> **EXERCISE DIRECTIONS**:
Every line of the data that contains the string "logo" must be copied.

> **EXERCISE MATERIAL**:
■ ■ ■ ■ ■
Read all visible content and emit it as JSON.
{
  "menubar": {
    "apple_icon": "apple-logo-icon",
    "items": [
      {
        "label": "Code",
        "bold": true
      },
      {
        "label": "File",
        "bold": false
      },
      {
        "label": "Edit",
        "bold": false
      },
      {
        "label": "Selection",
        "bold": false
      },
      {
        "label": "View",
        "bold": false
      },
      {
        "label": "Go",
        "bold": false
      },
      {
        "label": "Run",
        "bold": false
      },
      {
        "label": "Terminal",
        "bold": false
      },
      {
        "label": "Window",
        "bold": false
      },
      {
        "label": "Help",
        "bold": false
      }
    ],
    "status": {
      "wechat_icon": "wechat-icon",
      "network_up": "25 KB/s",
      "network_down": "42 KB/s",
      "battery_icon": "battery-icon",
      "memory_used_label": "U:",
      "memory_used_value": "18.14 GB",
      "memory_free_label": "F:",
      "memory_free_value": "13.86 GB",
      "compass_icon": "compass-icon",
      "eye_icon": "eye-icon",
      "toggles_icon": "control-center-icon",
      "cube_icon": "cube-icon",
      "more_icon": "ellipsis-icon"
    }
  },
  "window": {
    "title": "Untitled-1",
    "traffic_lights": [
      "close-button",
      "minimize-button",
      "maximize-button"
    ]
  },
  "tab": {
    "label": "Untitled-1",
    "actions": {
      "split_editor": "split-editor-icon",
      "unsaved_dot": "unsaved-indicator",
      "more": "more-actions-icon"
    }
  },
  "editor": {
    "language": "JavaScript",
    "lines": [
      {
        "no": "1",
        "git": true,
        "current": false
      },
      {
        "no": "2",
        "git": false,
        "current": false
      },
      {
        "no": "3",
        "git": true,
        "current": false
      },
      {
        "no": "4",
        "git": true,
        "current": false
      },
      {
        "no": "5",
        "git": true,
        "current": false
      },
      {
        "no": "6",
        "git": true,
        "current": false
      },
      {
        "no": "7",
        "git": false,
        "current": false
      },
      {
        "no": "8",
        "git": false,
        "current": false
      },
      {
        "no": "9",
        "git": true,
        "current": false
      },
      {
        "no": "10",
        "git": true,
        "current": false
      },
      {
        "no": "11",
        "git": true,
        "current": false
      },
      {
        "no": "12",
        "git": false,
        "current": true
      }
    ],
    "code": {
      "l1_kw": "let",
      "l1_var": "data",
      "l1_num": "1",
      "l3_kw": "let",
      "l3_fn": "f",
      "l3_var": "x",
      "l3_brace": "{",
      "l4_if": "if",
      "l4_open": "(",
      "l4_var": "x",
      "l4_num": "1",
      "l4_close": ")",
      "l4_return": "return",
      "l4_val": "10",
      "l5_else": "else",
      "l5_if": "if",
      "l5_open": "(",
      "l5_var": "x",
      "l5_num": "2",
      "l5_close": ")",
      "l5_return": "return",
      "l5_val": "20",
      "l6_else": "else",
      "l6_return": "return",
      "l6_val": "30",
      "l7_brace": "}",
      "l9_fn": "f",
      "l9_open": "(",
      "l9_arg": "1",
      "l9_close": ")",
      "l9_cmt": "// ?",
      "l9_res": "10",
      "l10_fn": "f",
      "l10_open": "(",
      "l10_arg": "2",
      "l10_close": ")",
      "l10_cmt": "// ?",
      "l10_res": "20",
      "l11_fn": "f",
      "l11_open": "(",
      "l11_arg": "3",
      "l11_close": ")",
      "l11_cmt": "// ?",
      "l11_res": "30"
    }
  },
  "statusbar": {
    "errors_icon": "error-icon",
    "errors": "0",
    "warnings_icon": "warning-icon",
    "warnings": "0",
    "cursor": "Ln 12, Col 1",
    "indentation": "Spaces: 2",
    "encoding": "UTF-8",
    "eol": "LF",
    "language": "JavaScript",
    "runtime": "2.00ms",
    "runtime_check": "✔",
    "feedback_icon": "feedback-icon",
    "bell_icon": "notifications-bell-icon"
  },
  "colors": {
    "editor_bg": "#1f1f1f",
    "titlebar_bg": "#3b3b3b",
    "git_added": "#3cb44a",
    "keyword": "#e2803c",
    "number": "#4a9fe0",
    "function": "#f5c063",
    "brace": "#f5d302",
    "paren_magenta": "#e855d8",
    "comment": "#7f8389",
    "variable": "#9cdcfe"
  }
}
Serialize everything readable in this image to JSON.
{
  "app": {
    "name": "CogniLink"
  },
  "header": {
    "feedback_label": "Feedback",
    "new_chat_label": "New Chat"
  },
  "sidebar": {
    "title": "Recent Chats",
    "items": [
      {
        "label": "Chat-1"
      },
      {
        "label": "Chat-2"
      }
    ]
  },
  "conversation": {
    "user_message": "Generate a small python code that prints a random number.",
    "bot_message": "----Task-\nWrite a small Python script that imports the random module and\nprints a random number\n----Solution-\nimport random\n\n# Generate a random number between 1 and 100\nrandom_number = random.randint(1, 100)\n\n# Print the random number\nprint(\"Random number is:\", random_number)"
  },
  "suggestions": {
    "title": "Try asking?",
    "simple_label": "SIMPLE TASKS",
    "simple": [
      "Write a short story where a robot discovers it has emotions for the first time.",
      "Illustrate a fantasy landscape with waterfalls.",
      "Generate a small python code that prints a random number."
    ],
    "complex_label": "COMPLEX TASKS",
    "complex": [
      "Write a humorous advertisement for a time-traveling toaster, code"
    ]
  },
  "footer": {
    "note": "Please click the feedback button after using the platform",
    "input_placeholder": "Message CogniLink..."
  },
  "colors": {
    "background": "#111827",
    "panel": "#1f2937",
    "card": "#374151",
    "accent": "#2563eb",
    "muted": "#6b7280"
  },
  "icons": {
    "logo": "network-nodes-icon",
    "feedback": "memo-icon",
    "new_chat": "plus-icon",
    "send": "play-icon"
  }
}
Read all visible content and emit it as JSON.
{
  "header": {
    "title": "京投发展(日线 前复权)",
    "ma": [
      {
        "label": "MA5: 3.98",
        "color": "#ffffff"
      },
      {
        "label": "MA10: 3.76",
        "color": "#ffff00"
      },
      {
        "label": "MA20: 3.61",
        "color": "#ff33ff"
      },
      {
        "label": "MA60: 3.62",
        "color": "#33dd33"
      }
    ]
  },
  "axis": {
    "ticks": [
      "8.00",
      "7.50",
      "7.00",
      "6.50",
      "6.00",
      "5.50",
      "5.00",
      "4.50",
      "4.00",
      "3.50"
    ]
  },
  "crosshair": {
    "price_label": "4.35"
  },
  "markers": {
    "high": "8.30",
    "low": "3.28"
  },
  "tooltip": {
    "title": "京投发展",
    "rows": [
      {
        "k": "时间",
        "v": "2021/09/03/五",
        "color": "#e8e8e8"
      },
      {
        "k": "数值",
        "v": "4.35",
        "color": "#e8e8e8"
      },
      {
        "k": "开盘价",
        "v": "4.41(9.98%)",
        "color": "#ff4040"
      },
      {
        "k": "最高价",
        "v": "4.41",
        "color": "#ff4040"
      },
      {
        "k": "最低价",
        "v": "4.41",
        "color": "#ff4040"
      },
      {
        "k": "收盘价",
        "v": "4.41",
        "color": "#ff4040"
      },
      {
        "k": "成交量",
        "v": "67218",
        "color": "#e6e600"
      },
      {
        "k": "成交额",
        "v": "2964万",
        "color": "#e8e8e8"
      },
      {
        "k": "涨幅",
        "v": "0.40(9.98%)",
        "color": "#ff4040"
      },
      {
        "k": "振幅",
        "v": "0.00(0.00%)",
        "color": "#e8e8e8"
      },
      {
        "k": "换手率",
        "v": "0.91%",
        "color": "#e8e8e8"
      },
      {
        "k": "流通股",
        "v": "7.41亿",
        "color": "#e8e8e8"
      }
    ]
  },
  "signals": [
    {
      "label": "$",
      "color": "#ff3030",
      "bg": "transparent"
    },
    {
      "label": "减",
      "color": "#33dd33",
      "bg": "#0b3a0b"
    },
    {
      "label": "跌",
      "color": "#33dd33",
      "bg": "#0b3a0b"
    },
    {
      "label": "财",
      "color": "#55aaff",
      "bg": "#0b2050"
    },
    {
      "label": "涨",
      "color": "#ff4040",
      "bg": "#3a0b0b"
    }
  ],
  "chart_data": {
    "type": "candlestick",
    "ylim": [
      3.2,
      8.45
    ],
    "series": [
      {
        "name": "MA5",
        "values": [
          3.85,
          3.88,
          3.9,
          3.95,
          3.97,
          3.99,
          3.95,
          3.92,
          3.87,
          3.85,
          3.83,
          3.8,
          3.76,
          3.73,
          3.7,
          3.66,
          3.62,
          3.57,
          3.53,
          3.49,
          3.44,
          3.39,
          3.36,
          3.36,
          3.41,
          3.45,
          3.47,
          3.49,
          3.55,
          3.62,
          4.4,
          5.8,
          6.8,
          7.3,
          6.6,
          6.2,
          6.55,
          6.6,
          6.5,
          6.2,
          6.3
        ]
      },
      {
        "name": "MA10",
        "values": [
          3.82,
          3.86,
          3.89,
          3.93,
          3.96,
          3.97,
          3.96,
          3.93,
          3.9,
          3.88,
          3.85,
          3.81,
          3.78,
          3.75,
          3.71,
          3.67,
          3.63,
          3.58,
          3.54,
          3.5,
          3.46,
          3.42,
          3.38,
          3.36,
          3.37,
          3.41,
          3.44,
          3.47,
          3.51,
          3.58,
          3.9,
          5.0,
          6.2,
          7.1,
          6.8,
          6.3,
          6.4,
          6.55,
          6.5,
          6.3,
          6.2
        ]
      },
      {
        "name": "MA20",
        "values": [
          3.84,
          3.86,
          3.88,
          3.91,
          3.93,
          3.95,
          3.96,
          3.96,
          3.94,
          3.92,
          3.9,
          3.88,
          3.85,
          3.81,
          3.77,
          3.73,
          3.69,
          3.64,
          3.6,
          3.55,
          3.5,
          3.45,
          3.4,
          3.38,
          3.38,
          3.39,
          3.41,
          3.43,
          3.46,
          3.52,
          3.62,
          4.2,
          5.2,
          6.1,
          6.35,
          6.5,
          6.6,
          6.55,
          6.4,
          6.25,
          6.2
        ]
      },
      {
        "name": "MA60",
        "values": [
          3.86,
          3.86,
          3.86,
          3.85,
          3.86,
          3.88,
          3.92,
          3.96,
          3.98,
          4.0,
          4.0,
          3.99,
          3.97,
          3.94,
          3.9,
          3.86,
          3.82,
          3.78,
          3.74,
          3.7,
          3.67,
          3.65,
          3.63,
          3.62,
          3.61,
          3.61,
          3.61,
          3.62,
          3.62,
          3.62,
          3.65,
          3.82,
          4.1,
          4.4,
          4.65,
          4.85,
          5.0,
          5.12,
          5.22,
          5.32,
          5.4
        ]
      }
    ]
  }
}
■ ■ ■ ■ ■
> **OUTPUT BELOW**:
    "apple_icon": "apple-logo-icon",
    "logo": "network-nodes-icon",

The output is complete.